start PROVIDED DATA

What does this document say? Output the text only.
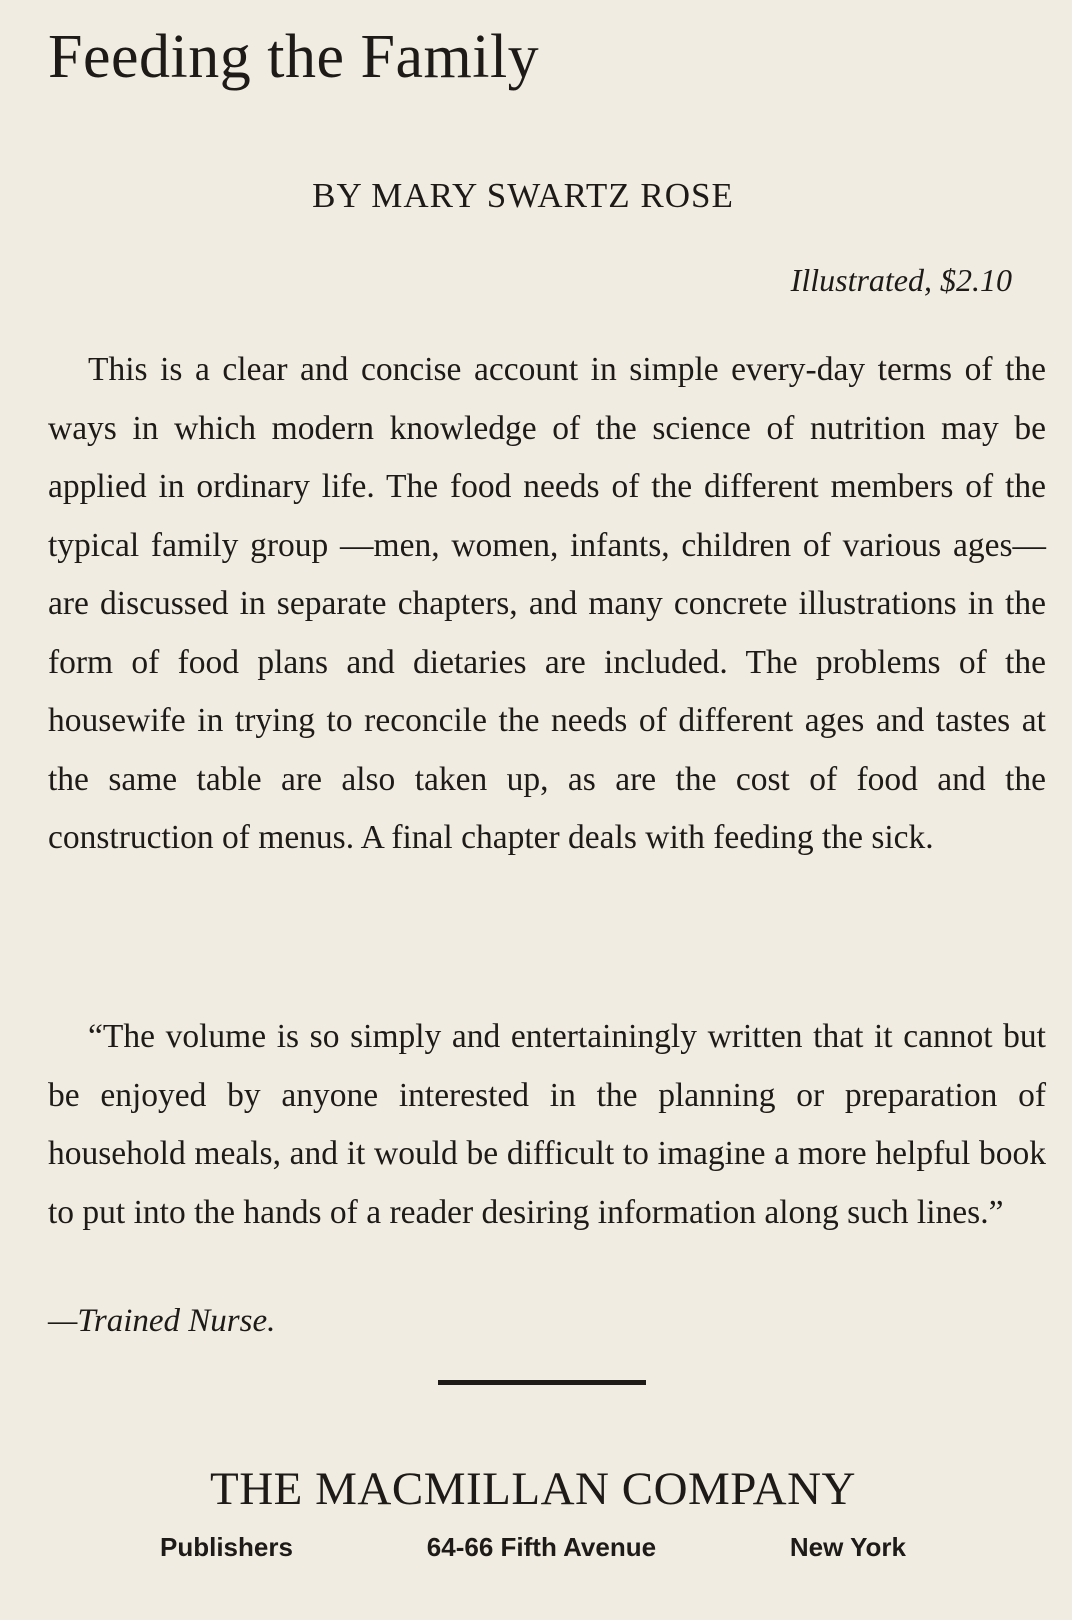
Feeding the Family

BY MARY SWARTZ ROSE

Illustrated, $2.10

This is a clear and concise account in simple every-day terms of the ways in which modern knowledge of the science of nutrition may be applied in ordinary life. The food needs of the different members of the typical family group —men, women, infants, children of various ages—are discussed in separate chapters, and many concrete illustrations in the form of food plans and dietaries are included. The problems of the housewife in trying to reconcile the needs of different ages and tastes at the same table are also taken up, as are the cost of food and the construction of menus. A final chapter deals with feeding the sick.

“The volume is so simply and entertainingly written that it cannot but be enjoyed by anyone interested in the planning or preparation of household meals, and it would be difficult to imagine a more helpful book to put into the hands of a reader desiring information along such lines.”

—Trained Nurse.

THE MACMILLAN COMPANY
Publishers	64-66 Fifth Avenue	New York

end PROVIDED DATA

■ REQUIRED TASK: Every record gets retyped exactly; no picture goes into the copy.

■ RESULT:
What does this document say? Output the text only.
Feeding the Family

BY MARY SWARTZ ROSE

Illustrated, $2.10

This is a clear and concise account in simple every-day terms of the ways in which modern knowledge of the science of nutrition may be applied in ordinary life. The food needs of the different members of the typical family group —men, women, infants, children of various ages—are discussed in separate chapters, and many concrete illustrations in the form of food plans and dietaries are included. The problems of the housewife in trying to reconcile the needs of different ages and tastes at the same table are also taken up, as are the cost of food and the construction of menus. A final chapter deals with feeding the sick.

“The volume is so simply and entertainingly written that it cannot but be enjoyed by anyone interested in the planning or preparation of household meals, and it would be difficult to imagine a more helpful book to put into the hands of a reader desiring information along such lines.”

—Trained Nurse.

THE MACMILLAN COMPANY
Publishers	64-66 Fifth Avenue	New York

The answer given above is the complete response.